## Given task
Write out every entry word for word.

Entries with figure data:
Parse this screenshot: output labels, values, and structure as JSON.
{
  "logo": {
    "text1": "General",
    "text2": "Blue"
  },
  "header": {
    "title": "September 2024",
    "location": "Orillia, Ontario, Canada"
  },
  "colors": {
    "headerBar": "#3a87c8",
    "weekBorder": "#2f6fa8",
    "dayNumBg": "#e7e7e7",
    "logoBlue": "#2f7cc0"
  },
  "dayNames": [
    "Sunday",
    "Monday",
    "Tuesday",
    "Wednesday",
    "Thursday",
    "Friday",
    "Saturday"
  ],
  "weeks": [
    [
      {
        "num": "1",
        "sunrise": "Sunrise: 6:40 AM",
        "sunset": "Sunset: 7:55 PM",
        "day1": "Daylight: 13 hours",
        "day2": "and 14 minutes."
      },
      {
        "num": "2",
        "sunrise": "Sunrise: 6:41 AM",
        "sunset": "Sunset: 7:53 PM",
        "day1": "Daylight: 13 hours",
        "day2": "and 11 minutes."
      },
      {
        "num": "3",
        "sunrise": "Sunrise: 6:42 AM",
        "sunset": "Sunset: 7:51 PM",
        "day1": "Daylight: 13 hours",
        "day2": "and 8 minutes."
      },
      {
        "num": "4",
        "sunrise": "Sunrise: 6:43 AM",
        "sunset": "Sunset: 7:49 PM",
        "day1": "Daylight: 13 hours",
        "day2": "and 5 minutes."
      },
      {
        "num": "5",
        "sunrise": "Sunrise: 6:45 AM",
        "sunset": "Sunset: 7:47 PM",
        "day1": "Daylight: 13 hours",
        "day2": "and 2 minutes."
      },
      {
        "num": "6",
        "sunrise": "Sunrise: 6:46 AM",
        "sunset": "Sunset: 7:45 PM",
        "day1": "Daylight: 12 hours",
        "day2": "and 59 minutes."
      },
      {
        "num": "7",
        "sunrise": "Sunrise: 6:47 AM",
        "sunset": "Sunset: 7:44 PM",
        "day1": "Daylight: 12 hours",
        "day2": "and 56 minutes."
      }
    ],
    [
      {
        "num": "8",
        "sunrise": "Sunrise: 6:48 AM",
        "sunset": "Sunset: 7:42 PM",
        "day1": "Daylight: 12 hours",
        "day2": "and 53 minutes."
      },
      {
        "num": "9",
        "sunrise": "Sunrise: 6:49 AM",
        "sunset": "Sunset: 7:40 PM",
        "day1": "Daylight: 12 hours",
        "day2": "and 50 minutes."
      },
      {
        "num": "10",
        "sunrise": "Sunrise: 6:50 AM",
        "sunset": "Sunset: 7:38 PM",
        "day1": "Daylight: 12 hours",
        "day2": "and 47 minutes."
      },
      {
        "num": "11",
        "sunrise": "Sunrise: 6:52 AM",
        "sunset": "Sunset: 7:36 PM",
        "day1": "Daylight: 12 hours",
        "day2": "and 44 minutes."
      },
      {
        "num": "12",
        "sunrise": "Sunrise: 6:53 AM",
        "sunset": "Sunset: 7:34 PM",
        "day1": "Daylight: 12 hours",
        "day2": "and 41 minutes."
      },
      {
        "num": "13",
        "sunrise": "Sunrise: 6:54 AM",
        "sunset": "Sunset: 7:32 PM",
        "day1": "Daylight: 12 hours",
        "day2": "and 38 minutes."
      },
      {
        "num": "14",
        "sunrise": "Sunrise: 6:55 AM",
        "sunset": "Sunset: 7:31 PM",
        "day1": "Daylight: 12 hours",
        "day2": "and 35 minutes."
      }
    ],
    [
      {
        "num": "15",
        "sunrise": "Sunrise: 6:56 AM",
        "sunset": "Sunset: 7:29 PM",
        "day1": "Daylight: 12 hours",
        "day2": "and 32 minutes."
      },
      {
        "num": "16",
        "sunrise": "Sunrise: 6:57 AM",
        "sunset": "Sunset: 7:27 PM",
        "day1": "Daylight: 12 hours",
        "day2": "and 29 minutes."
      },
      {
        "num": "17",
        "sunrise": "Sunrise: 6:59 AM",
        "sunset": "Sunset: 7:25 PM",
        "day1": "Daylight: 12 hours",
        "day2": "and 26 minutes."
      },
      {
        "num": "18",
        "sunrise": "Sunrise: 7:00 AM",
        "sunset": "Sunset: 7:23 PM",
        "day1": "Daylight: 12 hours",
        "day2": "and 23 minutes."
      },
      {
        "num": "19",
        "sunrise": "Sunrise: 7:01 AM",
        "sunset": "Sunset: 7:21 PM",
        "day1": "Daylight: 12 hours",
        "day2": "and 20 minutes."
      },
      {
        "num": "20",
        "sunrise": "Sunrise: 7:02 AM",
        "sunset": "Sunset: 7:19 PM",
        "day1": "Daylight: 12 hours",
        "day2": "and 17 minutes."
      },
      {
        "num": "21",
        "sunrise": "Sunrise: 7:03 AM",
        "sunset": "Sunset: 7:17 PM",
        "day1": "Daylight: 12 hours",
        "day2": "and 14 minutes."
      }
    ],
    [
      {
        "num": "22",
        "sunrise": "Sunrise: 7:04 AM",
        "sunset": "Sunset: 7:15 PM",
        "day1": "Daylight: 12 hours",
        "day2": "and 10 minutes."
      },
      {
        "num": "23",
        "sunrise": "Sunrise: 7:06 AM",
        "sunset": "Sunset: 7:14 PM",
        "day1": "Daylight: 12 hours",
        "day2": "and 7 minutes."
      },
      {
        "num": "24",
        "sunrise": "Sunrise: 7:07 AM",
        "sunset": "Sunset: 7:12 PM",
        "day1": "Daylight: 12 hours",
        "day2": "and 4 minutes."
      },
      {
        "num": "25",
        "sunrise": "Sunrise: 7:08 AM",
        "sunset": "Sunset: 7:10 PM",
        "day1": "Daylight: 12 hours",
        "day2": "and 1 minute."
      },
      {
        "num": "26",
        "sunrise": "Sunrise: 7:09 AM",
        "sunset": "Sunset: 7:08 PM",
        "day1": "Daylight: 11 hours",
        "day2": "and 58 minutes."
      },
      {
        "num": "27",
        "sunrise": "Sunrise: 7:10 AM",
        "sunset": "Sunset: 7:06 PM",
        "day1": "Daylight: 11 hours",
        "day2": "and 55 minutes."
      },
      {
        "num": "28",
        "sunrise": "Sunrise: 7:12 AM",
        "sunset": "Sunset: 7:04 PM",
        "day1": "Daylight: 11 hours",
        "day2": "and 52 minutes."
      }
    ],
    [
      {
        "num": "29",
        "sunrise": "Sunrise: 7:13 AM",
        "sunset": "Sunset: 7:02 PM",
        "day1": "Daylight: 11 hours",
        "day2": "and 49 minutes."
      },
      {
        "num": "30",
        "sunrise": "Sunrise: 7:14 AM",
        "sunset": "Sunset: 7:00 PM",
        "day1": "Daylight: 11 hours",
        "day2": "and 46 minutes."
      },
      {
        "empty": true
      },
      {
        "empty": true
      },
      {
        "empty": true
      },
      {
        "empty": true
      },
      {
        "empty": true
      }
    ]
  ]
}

## Response
Parse this screenshot: output labels, values, and structure as JSON.
{
  "logo": {
    "text1": "General",
    "text2": "Blue"
  },
  "header": {
    "title": "September 2024",
    "location": "Orillia, Ontario, Canada"
  },
  "colors": {
    "headerBar": "#3a87c8",
    "weekBorder": "#2f6fa8",
    "dayNumBg": "#e7e7e7",
    "logoBlue": "#2f7cc0"
  },
  "dayNames": [
    "Sunday",
    "Monday",
    "Tuesday",
    "Wednesday",
    "Thursday",
    "Friday",
    "Saturday"
  ],
  "weeks": [
    [
      {
        "num": "1",
        "sunrise": "Sunrise: 6:40 AM",
        "sunset": "Sunset: 7:55 PM",
        "day1": "Daylight: 13 hours",
        "day2": "and 14 minutes."
      },
      {
        "num": "2",
        "sunrise": "Sunrise: 6:41 AM",
        "sunset": "Sunset: 7:53 PM",
        "day1": "Daylight: 13 hours",
        "day2": "and 11 minutes."
      },
      {
        "num": "3",
        "sunrise": "Sunrise: 6:42 AM",
        "sunset": "Sunset: 7:51 PM",
        "day1": "Daylight: 13 hours",
        "day2": "and 8 minutes."
      },
      {
        "num": "4",
        "sunrise": "Sunrise: 6:43 AM",
        "sunset": "Sunset: 7:49 PM",
        "day1": "Daylight: 13 hours",
        "day2": "and 5 minutes."
      },
      {
        "num": "5",
        "sunrise": "Sunrise: 6:45 AM",
        "sunset": "Sunset: 7:47 PM",
        "day1": "Daylight: 13 hours",
        "day2": "and 2 minutes."
      },
      {
        "num": "6",
        "sunrise": "Sunrise: 6:46 AM",
        "sunset": "Sunset: 7:45 PM",
        "day1": "Daylight: 12 hours",
        "day2": "and 59 minutes."
      },
      {
        "num": "7",
        "sunrise": "Sunrise: 6:47 AM",
        "sunset": "Sunset: 7:44 PM",
        "day1": "Daylight: 12 hours",
        "day2": "and 56 minutes."
      }
    ],
    [
      {
        "num": "8",
        "sunrise": "Sunrise: 6:48 AM",
        "sunset": "Sunset: 7:42 PM",
        "day1": "Daylight: 12 hours",
        "day2": "and 53 minutes."
      },
      {
        "num": "9",
        "sunrise": "Sunrise: 6:49 AM",
        "sunset": "Sunset: 7:40 PM",
        "day1": "Daylight: 12 hours",
        "day2": "and 50 minutes."
      },
      {
        "num": "10",
        "sunrise": "Sunrise: 6:50 AM",
        "sunset": "Sunset: 7:38 PM",
        "day1": "Daylight: 12 hours",
        "day2": "and 47 minutes."
      },
      {
        "num": "11",
        "sunrise": "Sunrise: 6:52 AM",
        "sunset": "Sunset: 7:36 PM",
        "day1": "Daylight: 12 hours",
        "day2": "and 44 minutes."
      },
      {
        "num": "12",
        "sunrise": "Sunrise: 6:53 AM",
        "sunset": "Sunset: 7:34 PM",
        "day1": "Daylight: 12 hours",
        "day2": "and 41 minutes."
      },
      {
        "num": "13",
        "sunrise": "Sunrise: 6:54 AM",
        "sunset": "Sunset: 7:32 PM",
        "day1": "Daylight: 12 hours",
        "day2": "and 38 minutes."
      },
      {
        "num": "14",
        "sunrise": "Sunrise: 6:55 AM",
        "sunset": "Sunset: 7:31 PM",
        "day1": "Daylight: 12 hours",
        "day2": "and 35 minutes."
      }
    ],
    [
      {
        "num": "15",
        "sunrise": "Sunrise: 6:56 AM",
        "sunset": "Sunset: 7:29 PM",
        "day1": "Daylight: 12 hours",
        "day2": "and 32 minutes."
      },
      {
        "num": "16",
        "sunrise": "Sunrise: 6:57 AM",
        "sunset": "Sunset: 7:27 PM",
        "day1": "Daylight: 12 hours",
        "day2": "and 29 minutes."
      },
      {
        "num": "17",
        "sunrise": "Sunrise: 6:59 AM",
        "sunset": "Sunset: 7:25 PM",
        "day1": "Daylight: 12 hours",
        "day2": "and 26 minutes."
      },
      {
        "num": "18",
        "sunrise": "Sunrise: 7:00 AM",
        "sunset": "Sunset: 7:23 PM",
        "day1": "Daylight: 12 hours",
        "day2": "and 23 minutes."
      },
      {
        "num": "19",
        "sunrise": "Sunrise: 7:01 AM",
        "sunset": "Sunset: 7:21 PM",
        "day1": "Daylight: 12 hours",
        "day2": "and 20 minutes."
      },
      {
        "num": "20",
        "sunrise": "Sunrise: 7:02 AM",
        "sunset": "Sunset: 7:19 PM",
        "day1": "Daylight: 12 hours",
        "day2": "and 17 minutes."
      },
      {
        "num": "21",
        "sunrise": "Sunrise: 7:03 AM",
        "sunset": "Sunset: 7:17 PM",
        "day1": "Daylight: 12 hours",
        "day2": "and 14 minutes."
      }
    ],
    [
      {
        "num": "22",
        "sunrise": "Sunrise: 7:04 AM",
        "sunset": "Sunset: 7:15 PM",
        "day1": "Daylight: 12 hours",
        "day2": "and 10 minutes."
      },
      {
        "num": "23",
        "sunrise": "Sunrise: 7:06 AM",
        "sunset": "Sunset: 7:14 PM",
        "day1": "Daylight: 12 hours",
        "day2": "and 7 minutes."
      },
      {
        "num": "24",
        "sunrise": "Sunrise: 7:07 AM",
        "sunset": "Sunset: 7:12 PM",
        "day1": "Daylight: 12 hours",
        "day2": "and 4 minutes."
      },
      {
        "num": "25",
        "sunrise": "Sunrise: 7:08 AM",
        "sunset": "Sunset: 7:10 PM",
        "day1": "Daylight: 12 hours",
        "day2": "and 1 minute."
      },
      {
        "num": "26",
        "sunrise": "Sunrise: 7:09 AM",
        "sunset": "Sunset: 7:08 PM",
        "day1": "Daylight: 11 hours",
        "day2": "and 58 minutes."
      },
      {
        "num": "27",
        "sunrise": "Sunrise: 7:10 AM",
        "sunset": "Sunset: 7:06 PM",
        "day1": "Daylight: 11 hours",
        "day2": "and 55 minutes."
      },
      {
        "num": "28",
        "sunrise": "Sunrise: 7:12 AM",
        "sunset": "Sunset: 7:04 PM",
        "day1": "Daylight: 11 hours",
        "day2": "and 52 minutes."
      }
    ],
    [
      {
        "num": "29",
        "sunrise": "Sunrise: 7:13 AM",
        "sunset": "Sunset: 7:02 PM",
        "day1": "Daylight: 11 hours",
        "day2": "and 49 minutes."
      },
      {
        "num": "30",
        "sunrise": "Sunrise: 7:14 AM",
        "sunset": "Sunset: 7:00 PM",
        "day1": "Daylight: 11 hours",
        "day2": "and 46 minutes."
      },
      {
        "empty": true
      },
      {
        "empty": true
      },
      {
        "empty": true
      },
      {
        "empty": true
      },
      {
        "empty": true
      }
    ]
  ]
}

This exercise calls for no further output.